Stored dataset items
.....
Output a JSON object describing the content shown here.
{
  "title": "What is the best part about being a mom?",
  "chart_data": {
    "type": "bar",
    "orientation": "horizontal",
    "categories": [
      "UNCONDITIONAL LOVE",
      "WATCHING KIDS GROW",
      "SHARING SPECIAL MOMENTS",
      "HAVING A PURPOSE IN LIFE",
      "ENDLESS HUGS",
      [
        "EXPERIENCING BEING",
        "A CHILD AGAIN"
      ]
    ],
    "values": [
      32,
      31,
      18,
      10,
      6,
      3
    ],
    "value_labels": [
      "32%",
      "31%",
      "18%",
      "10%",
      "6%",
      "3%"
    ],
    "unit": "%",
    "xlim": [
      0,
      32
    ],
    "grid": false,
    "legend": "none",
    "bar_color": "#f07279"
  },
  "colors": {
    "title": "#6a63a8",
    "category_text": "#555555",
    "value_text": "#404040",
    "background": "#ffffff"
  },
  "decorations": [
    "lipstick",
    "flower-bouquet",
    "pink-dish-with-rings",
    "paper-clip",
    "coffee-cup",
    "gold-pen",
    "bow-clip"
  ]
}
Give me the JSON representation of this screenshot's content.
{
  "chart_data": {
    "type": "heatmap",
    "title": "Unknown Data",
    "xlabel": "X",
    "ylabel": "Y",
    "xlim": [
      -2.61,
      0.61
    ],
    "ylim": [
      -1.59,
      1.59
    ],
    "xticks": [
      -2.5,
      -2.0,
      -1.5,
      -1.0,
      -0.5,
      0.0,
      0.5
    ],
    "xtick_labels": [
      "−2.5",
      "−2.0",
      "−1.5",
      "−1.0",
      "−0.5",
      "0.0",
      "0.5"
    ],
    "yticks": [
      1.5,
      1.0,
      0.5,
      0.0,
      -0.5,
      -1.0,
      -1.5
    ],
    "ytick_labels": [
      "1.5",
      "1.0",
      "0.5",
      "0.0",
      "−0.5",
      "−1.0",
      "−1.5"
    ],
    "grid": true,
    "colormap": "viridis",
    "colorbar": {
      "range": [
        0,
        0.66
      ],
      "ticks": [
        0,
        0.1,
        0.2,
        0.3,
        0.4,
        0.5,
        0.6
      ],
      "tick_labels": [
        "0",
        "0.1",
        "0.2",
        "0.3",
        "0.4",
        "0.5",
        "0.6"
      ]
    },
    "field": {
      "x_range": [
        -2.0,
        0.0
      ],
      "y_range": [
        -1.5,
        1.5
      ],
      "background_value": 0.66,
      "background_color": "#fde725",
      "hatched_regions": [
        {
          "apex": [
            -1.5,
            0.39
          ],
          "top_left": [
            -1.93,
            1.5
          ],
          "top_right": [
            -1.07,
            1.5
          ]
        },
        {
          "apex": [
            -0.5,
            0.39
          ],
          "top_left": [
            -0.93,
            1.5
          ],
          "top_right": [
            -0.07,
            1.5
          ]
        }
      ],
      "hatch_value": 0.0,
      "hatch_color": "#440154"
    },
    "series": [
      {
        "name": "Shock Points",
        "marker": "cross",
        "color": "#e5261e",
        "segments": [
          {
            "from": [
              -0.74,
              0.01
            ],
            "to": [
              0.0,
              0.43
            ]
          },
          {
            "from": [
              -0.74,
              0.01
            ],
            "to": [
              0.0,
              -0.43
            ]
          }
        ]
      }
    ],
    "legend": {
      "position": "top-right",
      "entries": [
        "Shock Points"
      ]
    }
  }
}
.....
# SET TASK
Type the whole listing again, unaltered.

# OUTPUT BELOW
Output a JSON object describing the content shown here.
{
  "title": "What is the best part about being a mom?",
  "chart_data": {
    "type": "bar",
    "orientation": "horizontal",
    "categories": [
      "UNCONDITIONAL LOVE",
      "WATCHING KIDS GROW",
      "SHARING SPECIAL MOMENTS",
      "HAVING A PURPOSE IN LIFE",
      "ENDLESS HUGS",
      [
        "EXPERIENCING BEING",
        "A CHILD AGAIN"
      ]
    ],
    "values": [
      32,
      31,
      18,
      10,
      6,
      3
    ],
    "value_labels": [
      "32%",
      "31%",
      "18%",
      "10%",
      "6%",
      "3%"
    ],
    "unit": "%",
    "xlim": [
      0,
      32
    ],
    "grid": false,
    "legend": "none",
    "bar_color": "#f07279"
  },
  "colors": {
    "title": "#6a63a8",
    "category_text": "#555555",
    "value_text": "#404040",
    "background": "#ffffff"
  },
  "decorations": [
    "lipstick",
    "flower-bouquet",
    "pink-dish-with-rings",
    "paper-clip",
    "coffee-cup",
    "gold-pen",
    "bow-clip"
  ]
}
Give me the JSON representation of this screenshot's content.
{
  "chart_data": {
    "type": "heatmap",
    "title": "Unknown Data",
    "xlabel": "X",
    "ylabel": "Y",
    "xlim": [
      -2.61,
      0.61
    ],
    "ylim": [
      -1.59,
      1.59
    ],
    "xticks": [
      -2.5,
      -2.0,
      -1.5,
      -1.0,
      -0.5,
      0.0,
      0.5
    ],
    "xtick_labels": [
      "−2.5",
      "−2.0",
      "−1.5",
      "−1.0",
      "−0.5",
      "0.0",
      "0.5"
    ],
    "yticks": [
      1.5,
      1.0,
      0.5,
      0.0,
      -0.5,
      -1.0,
      -1.5
    ],
    "ytick_labels": [
      "1.5",
      "1.0",
      "0.5",
      "0.0",
      "−0.5",
      "−1.0",
      "−1.5"
    ],
    "grid": true,
    "colormap": "viridis",
    "colorbar": {
      "range": [
        0,
        0.66
      ],
      "ticks": [
        0,
        0.1,
        0.2,
        0.3,
        0.4,
        0.5,
        0.6
      ],
      "tick_labels": [
        "0",
        "0.1",
        "0.2",
        "0.3",
        "0.4",
        "0.5",
        "0.6"
      ]
    },
    "field": {
      "x_range": [
        -2.0,
        0.0
      ],
      "y_range": [
        -1.5,
        1.5
      ],
      "background_value": 0.66,
      "background_color": "#fde725",
      "hatched_regions": [
        {
          "apex": [
            -1.5,
            0.39
          ],
          "top_left": [
            -1.93,
            1.5
          ],
          "top_right": [
            -1.07,
            1.5
          ]
        },
        {
          "apex": [
            -0.5,
            0.39
          ],
          "top_left": [
            -0.93,
            1.5
          ],
          "top_right": [
            -0.07,
            1.5
          ]
        }
      ],
      "hatch_value": 0.0,
      "hatch_color": "#440154"
    },
    "series": [
      {
        "name": "Shock Points",
        "marker": "cross",
        "color": "#e5261e",
        "segments": [
          {
            "from": [
              -0.74,
              0.01
            ],
            "to": [
              0.0,
              0.43
            ]
          },
          {
            "from": [
              -0.74,
              0.01
            ],
            "to": [
              0.0,
              -0.43
            ]
          }
        ]
      }
    ],
    "legend": {
      "position": "top-right",
      "entries": [
        "Shock Points"
      ]
    }
  }
}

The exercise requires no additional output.